*Provided entries*

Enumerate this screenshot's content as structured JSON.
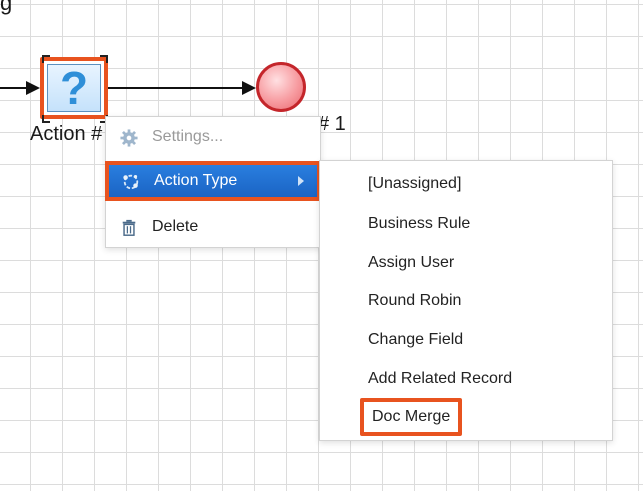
{
  "canvas": {
    "top_label_fragment": "g",
    "action_node_label": "Action #",
    "end_event_label_fragment": "# 1",
    "action_node_glyph": "?",
    "action_node_icon": "question-mark-icon",
    "end_event_icon": "end-event-circle-icon"
  },
  "context_menu": {
    "items": [
      {
        "label": "Settings...",
        "icon": "gear-icon",
        "disabled": true
      },
      {
        "label": "Action Type",
        "icon": "process-action-icon",
        "selected": true,
        "has_submenu": true
      },
      {
        "label": "Delete",
        "icon": "trash-icon"
      }
    ]
  },
  "submenu": {
    "items": [
      {
        "label": "[Unassigned]"
      },
      {
        "label": "Business Rule"
      },
      {
        "label": "Assign User"
      },
      {
        "label": "Round Robin"
      },
      {
        "label": "Change Field"
      },
      {
        "label": "Add Related Record"
      },
      {
        "label": "Doc Merge",
        "highlighted": true
      }
    ]
  },
  "colors": {
    "highlight_outline": "#e8531f",
    "selected_item_bg": "#1a6fd6",
    "action_glyph": "#2f8fd8",
    "end_event": "#c4262b"
  }
}
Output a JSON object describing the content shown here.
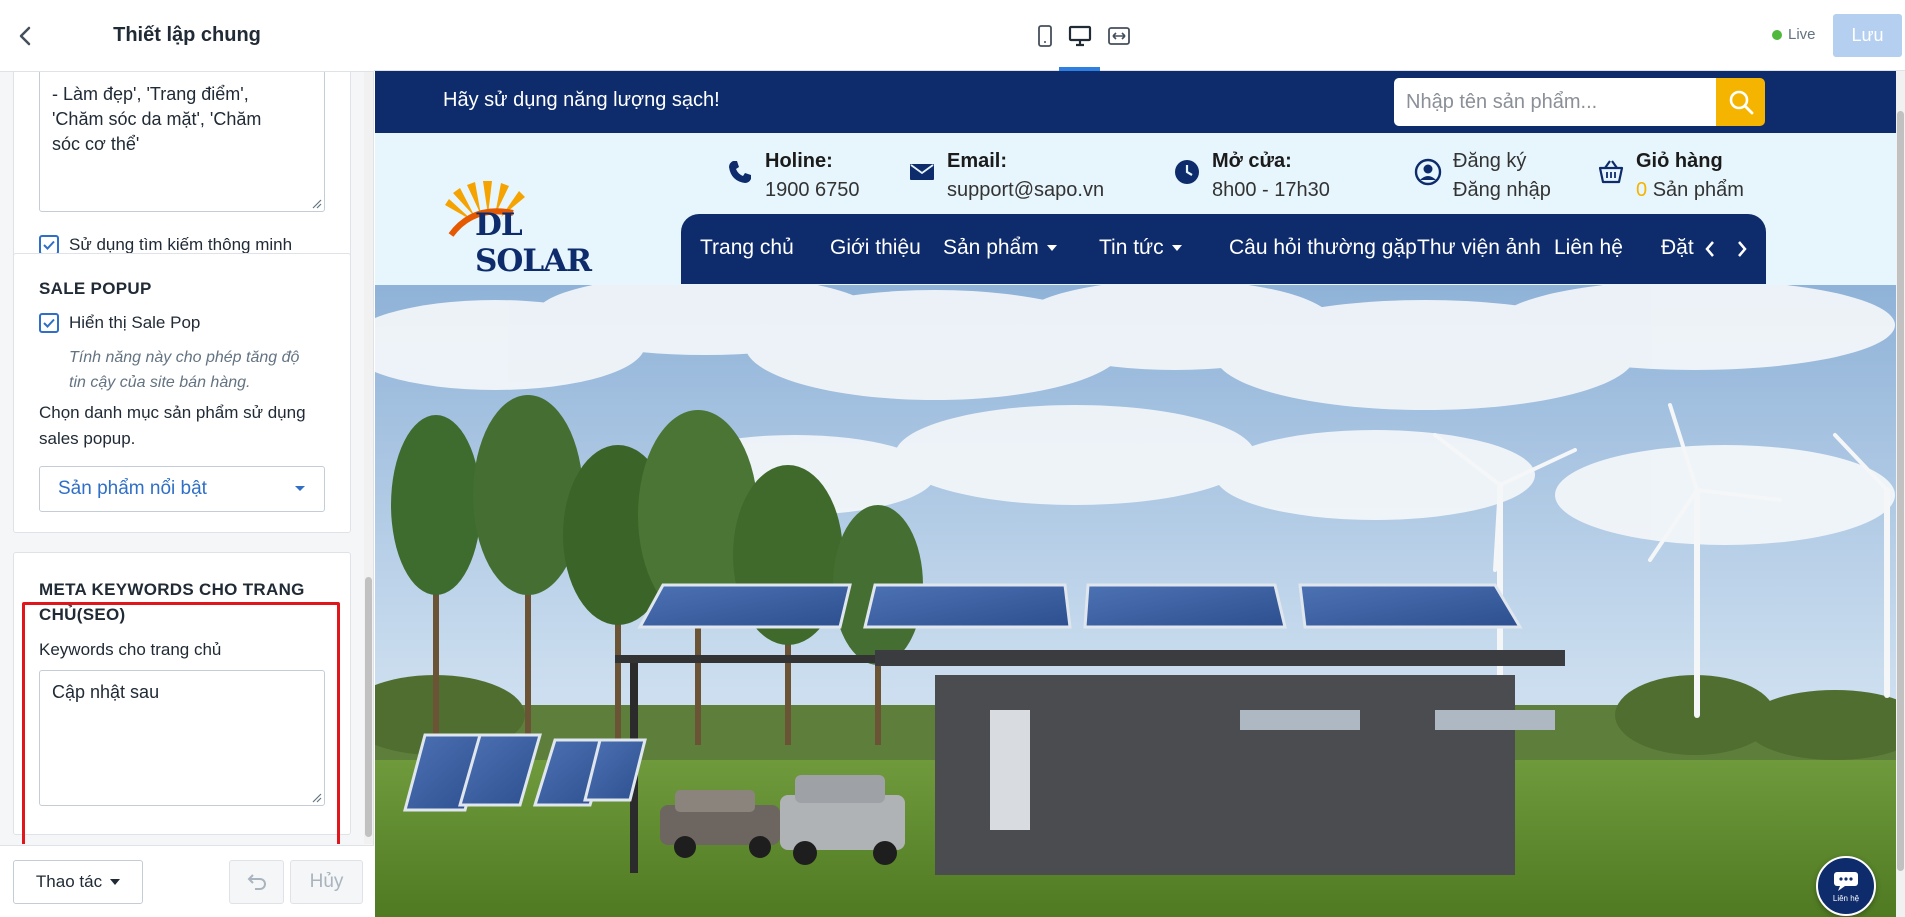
{
  "sidebar": {
    "title": "Thiết lập chung",
    "keywords_textarea": {
      "line1": "- Làm đẹp', 'Trang điểm',",
      "line2": "'Chăm sóc da mặt', 'Chăm",
      "line3": "sóc cơ thể'"
    },
    "smart_search_label": "Sử dụng tìm kiếm thông minh",
    "sale_popup": {
      "title": "SALE POPUP",
      "show_label": "Hiển thị Sale Pop",
      "help_line1": "Tính năng này cho phép tăng độ",
      "help_line2": "tin cậy của site bán hàng.",
      "category_label_line1": "Chọn danh mục sản phẩm sử dụng",
      "category_label_line2": "sales popup.",
      "selected_category": "Sản phẩm nổi bật"
    },
    "meta": {
      "title_line1": "META KEYWORDS CHO TRANG",
      "title_line2": "CHỦ(SEO)",
      "field_label": "Keywords cho trang chủ",
      "field_value": "Cập nhật sau"
    },
    "footer": {
      "actions_label": "Thao tác",
      "cancel_label": "Hủy"
    }
  },
  "toolbar": {
    "live_label": "Live",
    "save_label": "Lưu"
  },
  "site": {
    "promo_text": "Hãy sử dụng năng lượng sạch!",
    "search_placeholder": "Nhập tên sản phẩm...",
    "logo_text": "DL SOLAR",
    "hotline_label": "Holine:",
    "hotline_value": "1900 6750",
    "email_label": "Email:",
    "email_value": "support@sapo.vn",
    "hours_label": "Mở cửa:",
    "hours_value": "8h00 - 17h30",
    "register_label": "Đăng ký",
    "login_label": "Đăng nhập",
    "cart_label": "Giỏ hàng",
    "cart_count": "0",
    "cart_unit": "Sản phẩm",
    "nav": [
      "Trang chủ",
      "Giới thiệu",
      "Sản phẩm",
      "Tin tức",
      "Câu hỏi thường gặp",
      "Thư viện ảnh",
      "Liên hệ",
      "Đặt"
    ],
    "chat_label": "Liên hệ"
  },
  "colors": {
    "navy": "#0e2c6b",
    "accent_yellow": "#f4b400",
    "highlight_red": "#e1161d",
    "checkbox_blue": "#2f6fc7"
  },
  "icons": [
    "chevron-left-icon",
    "mobile-icon",
    "desktop-icon",
    "fullwidth-icon",
    "search-icon",
    "phone-icon",
    "email-icon",
    "clock-icon",
    "user-icon",
    "cart-icon",
    "chat-icon",
    "undo-icon"
  ]
}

*What is asked*
In the entries above, find lines with "năng" and copy each.

*Output of the exercise*
      "help_line1": "Tính năng này cho phép tăng độ",
    "promo_text": "Hãy sử dụng năng lượng sạch!",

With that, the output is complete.